Dataset items

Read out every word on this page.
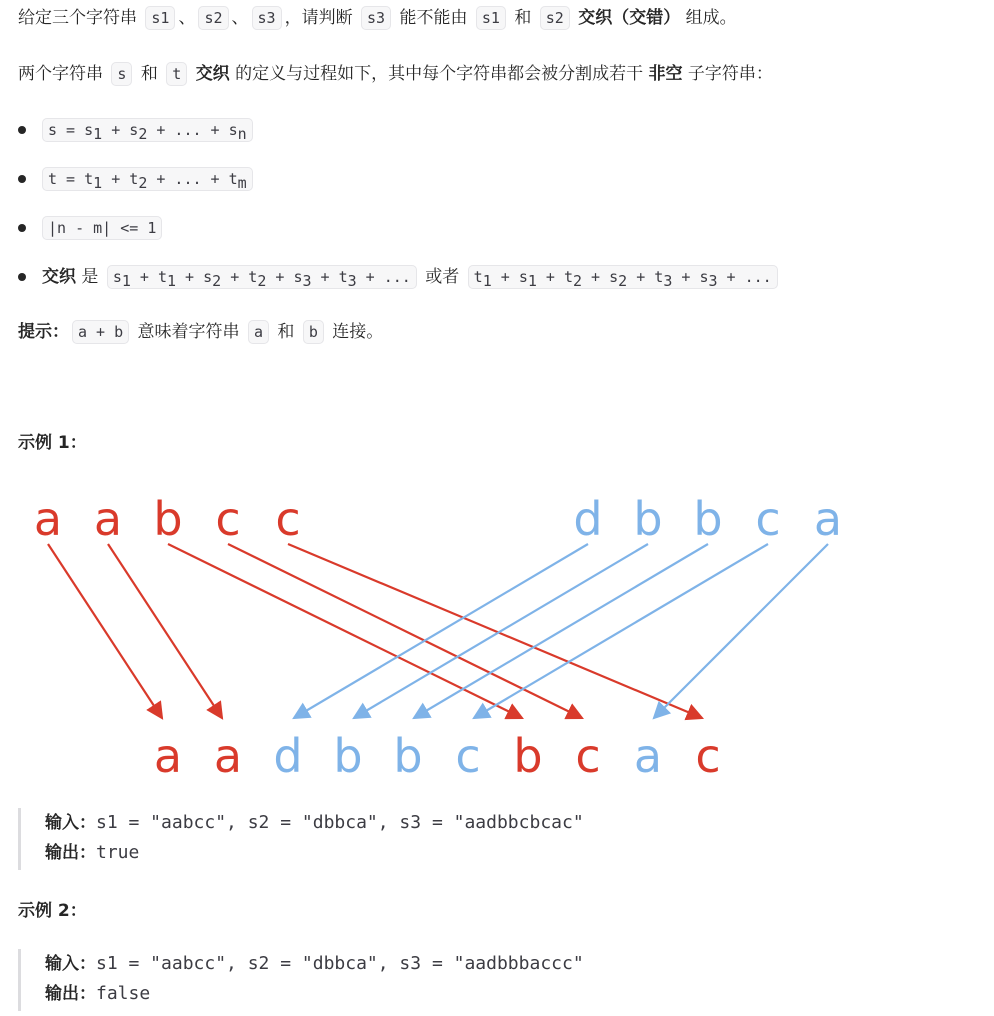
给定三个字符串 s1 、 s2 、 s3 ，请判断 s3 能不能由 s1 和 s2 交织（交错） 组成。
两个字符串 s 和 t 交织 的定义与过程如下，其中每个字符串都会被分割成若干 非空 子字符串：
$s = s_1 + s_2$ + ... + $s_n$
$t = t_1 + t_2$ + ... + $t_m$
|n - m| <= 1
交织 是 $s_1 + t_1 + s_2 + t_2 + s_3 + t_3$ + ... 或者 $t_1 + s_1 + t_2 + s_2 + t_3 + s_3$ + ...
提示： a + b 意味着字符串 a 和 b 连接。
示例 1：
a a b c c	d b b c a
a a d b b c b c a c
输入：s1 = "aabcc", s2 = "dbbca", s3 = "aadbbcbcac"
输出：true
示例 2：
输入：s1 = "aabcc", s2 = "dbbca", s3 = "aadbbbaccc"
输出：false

* * *

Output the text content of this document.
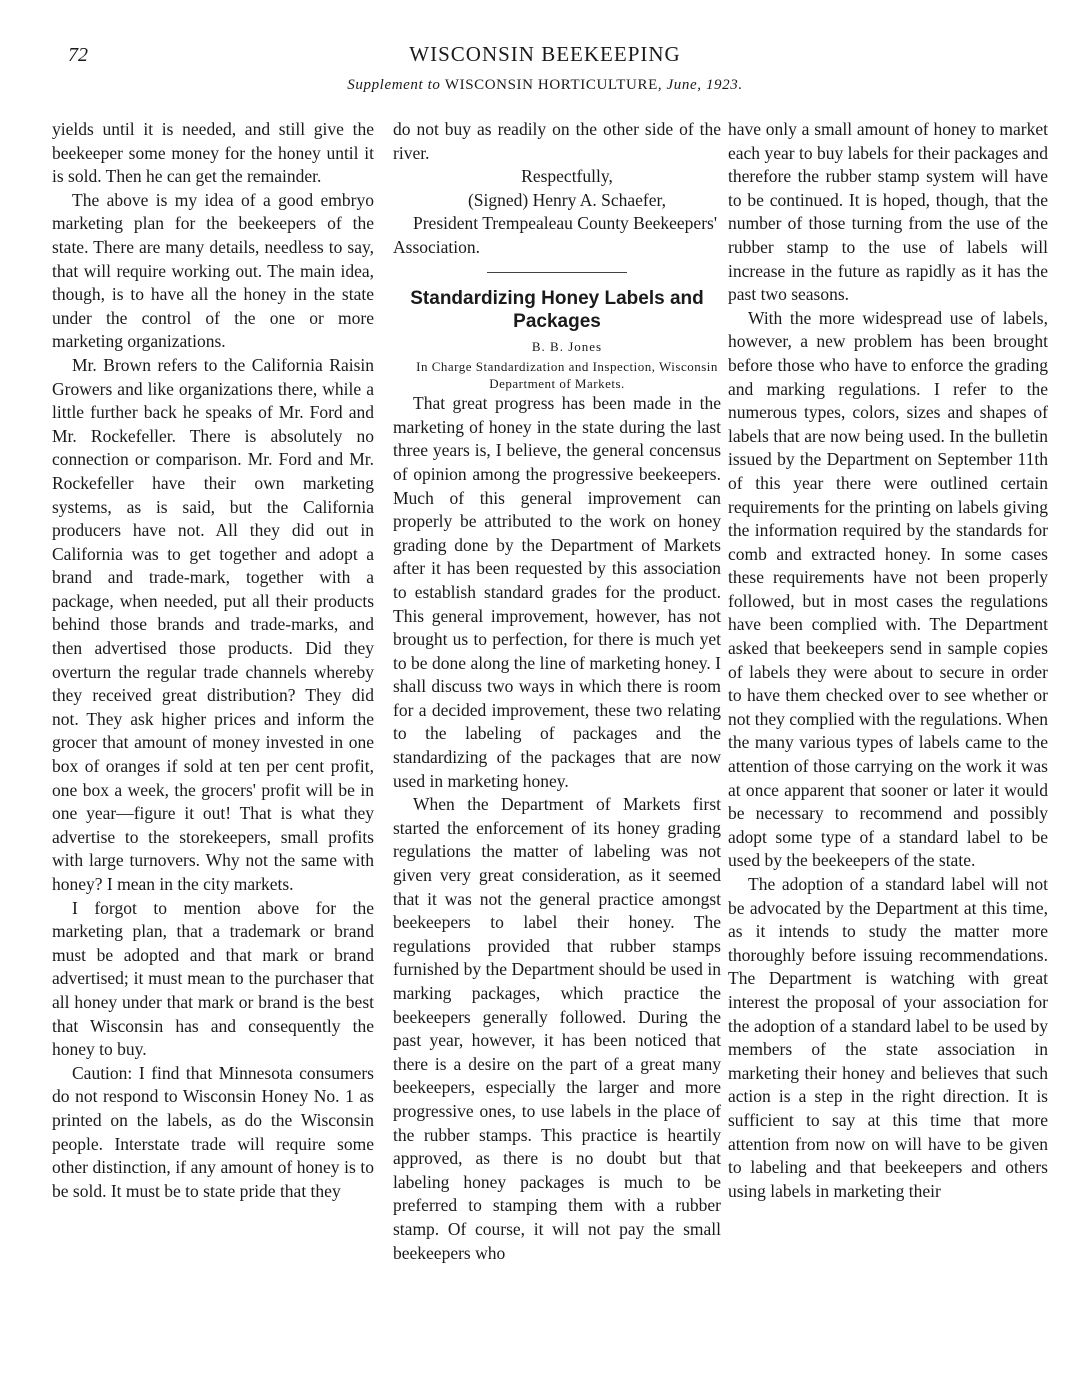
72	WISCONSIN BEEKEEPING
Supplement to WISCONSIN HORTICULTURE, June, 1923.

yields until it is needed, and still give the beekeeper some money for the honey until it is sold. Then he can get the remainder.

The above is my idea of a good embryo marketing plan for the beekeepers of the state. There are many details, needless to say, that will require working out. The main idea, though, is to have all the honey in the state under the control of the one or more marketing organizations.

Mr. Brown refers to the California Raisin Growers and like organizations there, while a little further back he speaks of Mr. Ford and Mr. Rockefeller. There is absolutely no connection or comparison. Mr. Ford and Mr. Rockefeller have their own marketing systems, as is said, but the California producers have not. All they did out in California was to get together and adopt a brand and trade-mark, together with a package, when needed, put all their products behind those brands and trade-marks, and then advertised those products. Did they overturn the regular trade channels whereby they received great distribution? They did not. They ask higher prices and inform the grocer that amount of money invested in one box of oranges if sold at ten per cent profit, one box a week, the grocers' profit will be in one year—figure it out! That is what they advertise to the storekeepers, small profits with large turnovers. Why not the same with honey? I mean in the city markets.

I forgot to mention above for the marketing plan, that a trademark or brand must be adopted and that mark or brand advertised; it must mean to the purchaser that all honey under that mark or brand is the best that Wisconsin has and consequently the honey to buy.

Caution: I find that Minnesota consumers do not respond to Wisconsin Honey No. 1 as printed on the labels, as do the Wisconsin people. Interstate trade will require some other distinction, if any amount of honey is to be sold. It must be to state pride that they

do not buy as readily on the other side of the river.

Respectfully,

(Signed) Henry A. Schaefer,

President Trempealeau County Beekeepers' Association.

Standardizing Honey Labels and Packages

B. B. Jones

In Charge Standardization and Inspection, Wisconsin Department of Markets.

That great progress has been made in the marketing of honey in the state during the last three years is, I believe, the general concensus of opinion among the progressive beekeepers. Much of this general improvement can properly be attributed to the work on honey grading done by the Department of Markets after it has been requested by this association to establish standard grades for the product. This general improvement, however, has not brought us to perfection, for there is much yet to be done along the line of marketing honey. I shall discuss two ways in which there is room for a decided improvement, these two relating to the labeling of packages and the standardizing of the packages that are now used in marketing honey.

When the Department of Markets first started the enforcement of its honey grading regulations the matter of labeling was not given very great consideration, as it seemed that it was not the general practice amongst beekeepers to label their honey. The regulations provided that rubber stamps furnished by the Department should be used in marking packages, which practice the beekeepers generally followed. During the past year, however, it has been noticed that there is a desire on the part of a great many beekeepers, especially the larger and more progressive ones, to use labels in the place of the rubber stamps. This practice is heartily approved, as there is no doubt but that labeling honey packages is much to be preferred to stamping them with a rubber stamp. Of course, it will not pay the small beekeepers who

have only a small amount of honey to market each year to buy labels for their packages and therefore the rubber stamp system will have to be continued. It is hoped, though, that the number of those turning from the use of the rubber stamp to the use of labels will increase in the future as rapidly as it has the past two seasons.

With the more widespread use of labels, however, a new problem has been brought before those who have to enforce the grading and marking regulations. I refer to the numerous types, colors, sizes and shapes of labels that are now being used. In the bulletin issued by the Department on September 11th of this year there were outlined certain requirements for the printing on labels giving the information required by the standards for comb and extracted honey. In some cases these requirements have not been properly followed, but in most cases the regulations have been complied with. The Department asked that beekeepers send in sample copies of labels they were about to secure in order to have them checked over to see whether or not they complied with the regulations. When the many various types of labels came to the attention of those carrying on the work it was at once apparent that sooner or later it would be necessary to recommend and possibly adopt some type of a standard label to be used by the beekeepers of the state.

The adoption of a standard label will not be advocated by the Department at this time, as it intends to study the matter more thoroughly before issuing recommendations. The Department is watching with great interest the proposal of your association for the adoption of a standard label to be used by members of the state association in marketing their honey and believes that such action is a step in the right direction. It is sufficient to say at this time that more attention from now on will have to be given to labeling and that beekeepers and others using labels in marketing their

--

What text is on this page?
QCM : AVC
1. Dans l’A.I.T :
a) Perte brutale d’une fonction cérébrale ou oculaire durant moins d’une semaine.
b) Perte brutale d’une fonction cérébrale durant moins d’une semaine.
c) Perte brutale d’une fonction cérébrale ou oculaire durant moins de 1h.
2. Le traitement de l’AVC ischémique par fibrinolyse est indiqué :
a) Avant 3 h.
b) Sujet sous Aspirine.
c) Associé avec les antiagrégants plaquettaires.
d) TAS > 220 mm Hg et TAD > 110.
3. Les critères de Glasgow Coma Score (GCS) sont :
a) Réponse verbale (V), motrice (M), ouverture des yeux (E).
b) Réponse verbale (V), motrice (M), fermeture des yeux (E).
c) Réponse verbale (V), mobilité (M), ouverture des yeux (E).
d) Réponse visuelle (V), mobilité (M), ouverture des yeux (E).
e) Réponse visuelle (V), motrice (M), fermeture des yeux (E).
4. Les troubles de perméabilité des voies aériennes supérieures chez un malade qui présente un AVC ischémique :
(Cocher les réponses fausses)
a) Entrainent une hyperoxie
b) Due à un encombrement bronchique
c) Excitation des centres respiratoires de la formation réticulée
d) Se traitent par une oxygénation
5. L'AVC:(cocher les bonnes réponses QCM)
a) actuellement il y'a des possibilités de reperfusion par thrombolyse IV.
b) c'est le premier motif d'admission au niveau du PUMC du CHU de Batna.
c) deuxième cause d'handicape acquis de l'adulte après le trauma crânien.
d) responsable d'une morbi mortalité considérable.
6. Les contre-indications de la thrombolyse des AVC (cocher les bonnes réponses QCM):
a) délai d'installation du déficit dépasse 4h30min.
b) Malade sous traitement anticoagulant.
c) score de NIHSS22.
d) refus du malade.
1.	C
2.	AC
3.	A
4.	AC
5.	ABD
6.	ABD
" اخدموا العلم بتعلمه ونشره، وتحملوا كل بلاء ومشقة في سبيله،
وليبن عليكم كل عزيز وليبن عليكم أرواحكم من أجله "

**EXERCISE:**
In the entries above, identify every line with the string "though".

**RESULT OF THE EXERCISE:**
The above is my idea of a good embryo marketing plan for the beekeepers of the state. There are many details, needless to say, that will require working out. The main idea, though, is to have all the honey in the state under the control of the one or more marketing organizations.
have only a small amount of honey to market each year to buy labels for their packages and therefore the rubber stamp system will have to be continued. It is hoped, though, that the number of those turning from the use of the rubber stamp to the use of labels will increase in the future as rapidly as it has the past two seasons.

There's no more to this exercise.